DATA LISTING
§

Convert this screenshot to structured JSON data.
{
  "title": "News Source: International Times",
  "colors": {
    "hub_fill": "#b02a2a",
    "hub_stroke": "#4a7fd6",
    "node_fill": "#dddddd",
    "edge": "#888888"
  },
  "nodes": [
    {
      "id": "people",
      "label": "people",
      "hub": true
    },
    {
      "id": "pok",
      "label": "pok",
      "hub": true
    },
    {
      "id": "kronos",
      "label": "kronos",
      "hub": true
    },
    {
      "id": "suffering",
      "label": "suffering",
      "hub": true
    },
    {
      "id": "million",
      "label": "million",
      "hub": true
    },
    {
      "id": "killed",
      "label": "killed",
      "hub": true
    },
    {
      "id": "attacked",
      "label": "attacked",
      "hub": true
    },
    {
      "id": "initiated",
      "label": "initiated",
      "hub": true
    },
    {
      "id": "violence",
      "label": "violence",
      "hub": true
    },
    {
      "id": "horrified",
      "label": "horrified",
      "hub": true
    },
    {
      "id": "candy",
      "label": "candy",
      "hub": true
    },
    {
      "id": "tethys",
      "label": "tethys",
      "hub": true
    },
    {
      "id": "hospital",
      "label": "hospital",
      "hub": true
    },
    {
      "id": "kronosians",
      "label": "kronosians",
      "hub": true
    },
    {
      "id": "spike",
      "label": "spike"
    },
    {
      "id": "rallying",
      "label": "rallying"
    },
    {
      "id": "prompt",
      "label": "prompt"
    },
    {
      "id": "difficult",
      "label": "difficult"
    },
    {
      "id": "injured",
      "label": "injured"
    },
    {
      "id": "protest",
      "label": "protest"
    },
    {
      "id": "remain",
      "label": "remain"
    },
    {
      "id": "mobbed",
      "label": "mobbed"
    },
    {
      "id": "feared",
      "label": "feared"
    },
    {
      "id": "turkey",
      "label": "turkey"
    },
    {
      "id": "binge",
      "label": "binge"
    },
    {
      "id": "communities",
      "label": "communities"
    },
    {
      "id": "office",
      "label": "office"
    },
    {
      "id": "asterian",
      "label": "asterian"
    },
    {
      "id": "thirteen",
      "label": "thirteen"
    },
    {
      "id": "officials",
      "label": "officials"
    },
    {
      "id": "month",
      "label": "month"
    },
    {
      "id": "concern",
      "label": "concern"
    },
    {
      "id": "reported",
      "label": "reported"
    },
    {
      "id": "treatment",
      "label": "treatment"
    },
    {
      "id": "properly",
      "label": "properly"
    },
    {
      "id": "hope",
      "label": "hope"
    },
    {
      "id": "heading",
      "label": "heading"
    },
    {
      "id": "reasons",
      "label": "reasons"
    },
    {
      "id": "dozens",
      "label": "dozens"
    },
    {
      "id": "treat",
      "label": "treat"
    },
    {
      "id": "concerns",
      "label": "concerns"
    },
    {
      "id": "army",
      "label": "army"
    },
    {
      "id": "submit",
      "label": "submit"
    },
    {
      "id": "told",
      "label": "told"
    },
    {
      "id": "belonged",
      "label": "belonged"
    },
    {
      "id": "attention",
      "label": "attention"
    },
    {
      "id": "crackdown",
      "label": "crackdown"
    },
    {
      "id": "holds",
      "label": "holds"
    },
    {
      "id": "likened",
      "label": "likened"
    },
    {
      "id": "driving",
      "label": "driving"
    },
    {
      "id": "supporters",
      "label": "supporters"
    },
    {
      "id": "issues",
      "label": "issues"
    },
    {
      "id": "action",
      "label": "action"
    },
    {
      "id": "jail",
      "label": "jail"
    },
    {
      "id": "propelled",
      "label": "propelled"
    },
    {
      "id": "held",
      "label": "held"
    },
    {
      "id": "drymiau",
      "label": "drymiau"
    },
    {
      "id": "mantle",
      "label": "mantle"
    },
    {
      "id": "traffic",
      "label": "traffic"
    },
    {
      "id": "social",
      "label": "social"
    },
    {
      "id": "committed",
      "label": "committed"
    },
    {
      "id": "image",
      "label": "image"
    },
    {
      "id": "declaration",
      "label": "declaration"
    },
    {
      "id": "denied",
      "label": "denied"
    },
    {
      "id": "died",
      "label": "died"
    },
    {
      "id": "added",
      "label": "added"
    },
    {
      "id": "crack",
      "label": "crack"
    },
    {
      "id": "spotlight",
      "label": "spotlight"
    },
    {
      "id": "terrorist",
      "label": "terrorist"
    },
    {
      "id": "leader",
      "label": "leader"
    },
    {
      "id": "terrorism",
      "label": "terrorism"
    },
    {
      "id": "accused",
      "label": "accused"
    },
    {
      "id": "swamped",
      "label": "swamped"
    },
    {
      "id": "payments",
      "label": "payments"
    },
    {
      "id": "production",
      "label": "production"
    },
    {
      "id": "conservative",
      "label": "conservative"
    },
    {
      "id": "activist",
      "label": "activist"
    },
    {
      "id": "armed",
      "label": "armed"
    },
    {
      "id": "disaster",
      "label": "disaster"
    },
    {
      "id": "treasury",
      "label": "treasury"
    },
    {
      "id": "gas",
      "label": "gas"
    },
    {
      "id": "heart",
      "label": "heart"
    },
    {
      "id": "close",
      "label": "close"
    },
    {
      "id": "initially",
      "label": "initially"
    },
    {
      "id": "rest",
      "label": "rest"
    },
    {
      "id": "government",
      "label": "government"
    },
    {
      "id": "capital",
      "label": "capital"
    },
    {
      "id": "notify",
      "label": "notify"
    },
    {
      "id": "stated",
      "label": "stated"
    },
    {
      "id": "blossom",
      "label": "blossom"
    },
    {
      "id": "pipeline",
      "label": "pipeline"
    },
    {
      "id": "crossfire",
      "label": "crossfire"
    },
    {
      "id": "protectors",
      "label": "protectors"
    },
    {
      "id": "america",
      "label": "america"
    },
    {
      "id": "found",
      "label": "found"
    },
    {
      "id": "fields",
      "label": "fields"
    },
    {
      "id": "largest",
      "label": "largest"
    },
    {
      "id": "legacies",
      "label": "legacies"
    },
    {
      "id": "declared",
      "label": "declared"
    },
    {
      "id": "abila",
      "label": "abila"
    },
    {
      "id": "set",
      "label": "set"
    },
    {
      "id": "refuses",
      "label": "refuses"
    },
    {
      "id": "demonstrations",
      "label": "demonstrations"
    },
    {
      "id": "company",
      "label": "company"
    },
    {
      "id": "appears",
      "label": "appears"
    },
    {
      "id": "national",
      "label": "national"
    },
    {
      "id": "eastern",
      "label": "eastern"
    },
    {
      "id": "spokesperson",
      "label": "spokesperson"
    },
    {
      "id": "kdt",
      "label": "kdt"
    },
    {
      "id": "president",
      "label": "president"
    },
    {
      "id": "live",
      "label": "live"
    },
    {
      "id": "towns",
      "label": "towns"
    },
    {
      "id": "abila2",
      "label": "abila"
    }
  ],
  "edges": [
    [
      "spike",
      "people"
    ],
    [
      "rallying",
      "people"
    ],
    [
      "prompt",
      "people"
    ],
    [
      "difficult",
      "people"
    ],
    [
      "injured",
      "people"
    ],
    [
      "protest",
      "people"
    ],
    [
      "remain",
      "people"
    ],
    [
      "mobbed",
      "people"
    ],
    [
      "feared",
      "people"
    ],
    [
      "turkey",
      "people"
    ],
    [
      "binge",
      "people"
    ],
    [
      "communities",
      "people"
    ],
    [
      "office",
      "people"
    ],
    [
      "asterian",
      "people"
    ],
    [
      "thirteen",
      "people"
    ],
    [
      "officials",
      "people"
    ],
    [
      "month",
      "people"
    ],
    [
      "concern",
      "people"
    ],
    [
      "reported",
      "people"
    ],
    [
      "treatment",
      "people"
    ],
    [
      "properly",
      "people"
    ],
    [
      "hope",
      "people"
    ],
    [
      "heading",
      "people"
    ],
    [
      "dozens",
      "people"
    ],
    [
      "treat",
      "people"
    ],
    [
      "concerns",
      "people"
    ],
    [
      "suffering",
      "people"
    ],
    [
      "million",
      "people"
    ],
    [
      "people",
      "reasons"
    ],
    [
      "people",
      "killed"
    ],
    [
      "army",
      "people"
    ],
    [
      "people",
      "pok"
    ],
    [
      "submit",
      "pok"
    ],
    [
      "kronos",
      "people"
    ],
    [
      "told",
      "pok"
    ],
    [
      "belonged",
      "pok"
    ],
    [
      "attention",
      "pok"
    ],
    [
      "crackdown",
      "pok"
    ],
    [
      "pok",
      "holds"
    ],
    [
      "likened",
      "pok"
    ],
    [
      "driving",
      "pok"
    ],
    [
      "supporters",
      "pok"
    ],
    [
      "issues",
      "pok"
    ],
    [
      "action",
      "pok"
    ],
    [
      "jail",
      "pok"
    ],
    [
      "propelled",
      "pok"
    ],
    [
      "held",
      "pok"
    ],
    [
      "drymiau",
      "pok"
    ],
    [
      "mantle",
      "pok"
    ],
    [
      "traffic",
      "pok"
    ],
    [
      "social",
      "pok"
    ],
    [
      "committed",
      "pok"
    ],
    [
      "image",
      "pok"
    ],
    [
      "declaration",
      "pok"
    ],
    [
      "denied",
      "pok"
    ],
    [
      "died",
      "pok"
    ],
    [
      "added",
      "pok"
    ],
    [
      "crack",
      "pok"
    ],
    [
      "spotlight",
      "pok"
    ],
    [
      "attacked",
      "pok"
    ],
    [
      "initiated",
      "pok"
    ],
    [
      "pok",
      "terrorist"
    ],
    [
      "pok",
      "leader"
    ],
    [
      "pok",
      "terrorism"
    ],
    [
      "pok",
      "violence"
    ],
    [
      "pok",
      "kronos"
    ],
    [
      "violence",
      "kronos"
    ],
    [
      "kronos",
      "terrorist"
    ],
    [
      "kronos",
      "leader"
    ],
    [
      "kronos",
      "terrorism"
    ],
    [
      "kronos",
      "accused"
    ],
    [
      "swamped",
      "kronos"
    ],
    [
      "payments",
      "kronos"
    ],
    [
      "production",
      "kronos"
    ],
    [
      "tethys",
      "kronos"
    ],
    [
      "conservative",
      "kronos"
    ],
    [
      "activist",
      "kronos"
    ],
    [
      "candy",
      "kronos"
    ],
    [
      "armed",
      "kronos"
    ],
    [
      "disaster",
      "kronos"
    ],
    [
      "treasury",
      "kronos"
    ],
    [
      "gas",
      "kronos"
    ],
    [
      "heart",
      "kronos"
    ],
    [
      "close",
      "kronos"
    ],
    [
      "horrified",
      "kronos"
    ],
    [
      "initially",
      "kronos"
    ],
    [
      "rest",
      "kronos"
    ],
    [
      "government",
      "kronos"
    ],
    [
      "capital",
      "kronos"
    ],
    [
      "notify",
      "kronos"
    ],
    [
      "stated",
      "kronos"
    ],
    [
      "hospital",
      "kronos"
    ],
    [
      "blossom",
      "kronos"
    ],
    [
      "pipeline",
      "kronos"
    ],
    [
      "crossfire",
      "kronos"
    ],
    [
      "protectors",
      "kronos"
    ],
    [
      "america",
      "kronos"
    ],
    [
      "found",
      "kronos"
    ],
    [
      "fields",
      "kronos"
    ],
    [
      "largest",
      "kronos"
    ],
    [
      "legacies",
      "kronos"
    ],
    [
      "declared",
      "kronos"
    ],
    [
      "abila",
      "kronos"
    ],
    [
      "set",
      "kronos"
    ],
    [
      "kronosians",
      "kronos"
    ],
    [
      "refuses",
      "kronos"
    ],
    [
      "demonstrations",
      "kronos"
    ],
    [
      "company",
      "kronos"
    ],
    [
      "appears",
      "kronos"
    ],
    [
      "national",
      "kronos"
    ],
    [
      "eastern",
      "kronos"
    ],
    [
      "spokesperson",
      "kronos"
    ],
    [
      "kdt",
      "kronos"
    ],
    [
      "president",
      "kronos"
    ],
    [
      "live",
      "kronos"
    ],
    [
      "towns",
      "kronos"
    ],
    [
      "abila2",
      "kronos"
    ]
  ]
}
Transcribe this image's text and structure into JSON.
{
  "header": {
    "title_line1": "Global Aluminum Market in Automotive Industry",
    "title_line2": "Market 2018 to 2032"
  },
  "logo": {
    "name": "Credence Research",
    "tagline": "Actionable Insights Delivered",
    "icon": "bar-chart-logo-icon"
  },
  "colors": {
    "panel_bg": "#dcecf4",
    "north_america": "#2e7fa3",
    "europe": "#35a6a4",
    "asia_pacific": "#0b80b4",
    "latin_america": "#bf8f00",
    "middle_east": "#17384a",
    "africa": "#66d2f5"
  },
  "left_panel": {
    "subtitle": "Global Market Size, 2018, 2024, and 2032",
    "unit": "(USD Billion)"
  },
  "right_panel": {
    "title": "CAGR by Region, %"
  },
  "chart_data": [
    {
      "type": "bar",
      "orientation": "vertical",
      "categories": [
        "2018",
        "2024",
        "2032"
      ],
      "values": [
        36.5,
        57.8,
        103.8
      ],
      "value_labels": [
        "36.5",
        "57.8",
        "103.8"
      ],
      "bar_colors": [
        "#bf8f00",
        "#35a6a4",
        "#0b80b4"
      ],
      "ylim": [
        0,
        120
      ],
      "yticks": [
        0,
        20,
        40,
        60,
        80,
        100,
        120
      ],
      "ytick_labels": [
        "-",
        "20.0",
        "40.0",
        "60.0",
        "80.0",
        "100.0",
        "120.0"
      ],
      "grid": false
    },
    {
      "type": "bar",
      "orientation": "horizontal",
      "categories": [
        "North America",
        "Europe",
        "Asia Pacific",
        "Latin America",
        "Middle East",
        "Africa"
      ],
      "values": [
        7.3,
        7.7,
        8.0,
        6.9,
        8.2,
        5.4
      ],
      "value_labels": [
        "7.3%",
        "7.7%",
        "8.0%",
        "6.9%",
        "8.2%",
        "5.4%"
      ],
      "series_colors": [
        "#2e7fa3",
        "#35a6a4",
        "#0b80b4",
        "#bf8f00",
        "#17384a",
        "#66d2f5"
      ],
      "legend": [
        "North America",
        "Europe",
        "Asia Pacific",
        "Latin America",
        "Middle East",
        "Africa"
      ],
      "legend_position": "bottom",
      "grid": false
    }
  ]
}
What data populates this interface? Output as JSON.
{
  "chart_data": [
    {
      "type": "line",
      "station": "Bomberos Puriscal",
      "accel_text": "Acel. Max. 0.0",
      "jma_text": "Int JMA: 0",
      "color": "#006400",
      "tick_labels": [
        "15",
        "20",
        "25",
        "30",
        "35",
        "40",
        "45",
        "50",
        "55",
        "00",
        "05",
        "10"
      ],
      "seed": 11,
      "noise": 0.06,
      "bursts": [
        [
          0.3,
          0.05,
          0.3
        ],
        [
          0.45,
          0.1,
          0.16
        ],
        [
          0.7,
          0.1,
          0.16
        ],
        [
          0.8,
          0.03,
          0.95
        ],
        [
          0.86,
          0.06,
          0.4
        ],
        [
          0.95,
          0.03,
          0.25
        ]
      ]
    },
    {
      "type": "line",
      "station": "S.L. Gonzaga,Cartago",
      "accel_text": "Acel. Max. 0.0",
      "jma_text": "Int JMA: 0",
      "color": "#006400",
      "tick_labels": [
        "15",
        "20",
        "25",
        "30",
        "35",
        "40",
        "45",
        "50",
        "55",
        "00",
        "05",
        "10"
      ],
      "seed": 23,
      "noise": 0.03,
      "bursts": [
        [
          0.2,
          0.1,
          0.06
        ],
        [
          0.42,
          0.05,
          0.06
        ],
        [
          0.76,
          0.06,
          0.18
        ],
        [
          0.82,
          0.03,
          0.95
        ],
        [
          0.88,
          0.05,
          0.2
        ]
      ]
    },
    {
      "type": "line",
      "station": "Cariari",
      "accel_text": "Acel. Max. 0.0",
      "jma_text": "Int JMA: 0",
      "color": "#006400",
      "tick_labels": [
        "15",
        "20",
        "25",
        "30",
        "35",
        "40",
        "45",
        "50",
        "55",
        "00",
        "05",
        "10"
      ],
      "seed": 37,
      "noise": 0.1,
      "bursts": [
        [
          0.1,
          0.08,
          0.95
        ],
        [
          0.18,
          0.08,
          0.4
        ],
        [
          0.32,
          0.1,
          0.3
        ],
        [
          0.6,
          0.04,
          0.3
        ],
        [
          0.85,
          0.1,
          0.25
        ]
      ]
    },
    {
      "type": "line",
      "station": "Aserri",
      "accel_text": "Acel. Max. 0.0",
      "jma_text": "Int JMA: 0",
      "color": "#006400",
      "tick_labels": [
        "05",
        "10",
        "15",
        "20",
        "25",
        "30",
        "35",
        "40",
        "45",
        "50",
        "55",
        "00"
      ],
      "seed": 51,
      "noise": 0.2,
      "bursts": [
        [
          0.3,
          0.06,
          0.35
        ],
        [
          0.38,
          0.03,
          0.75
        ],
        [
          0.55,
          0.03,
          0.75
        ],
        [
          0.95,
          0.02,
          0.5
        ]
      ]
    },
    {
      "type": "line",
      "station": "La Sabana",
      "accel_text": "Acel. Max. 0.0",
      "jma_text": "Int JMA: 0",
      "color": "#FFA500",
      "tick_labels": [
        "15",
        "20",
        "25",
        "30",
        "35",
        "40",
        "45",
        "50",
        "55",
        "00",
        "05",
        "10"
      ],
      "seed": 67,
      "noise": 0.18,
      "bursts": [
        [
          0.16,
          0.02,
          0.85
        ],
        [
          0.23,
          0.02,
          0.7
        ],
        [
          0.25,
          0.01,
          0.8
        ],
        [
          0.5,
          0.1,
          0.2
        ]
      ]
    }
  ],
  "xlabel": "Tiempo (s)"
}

§

THE REQUEST
Extract lines where the string "station" occurs.

TASK ANSWER
      "station": "Bomberos Puriscal",
      "station": "S.L. Gonzaga,Cartago",
      "station": "Cariari",
      "station": "Aserri",
      "station": "La Sabana",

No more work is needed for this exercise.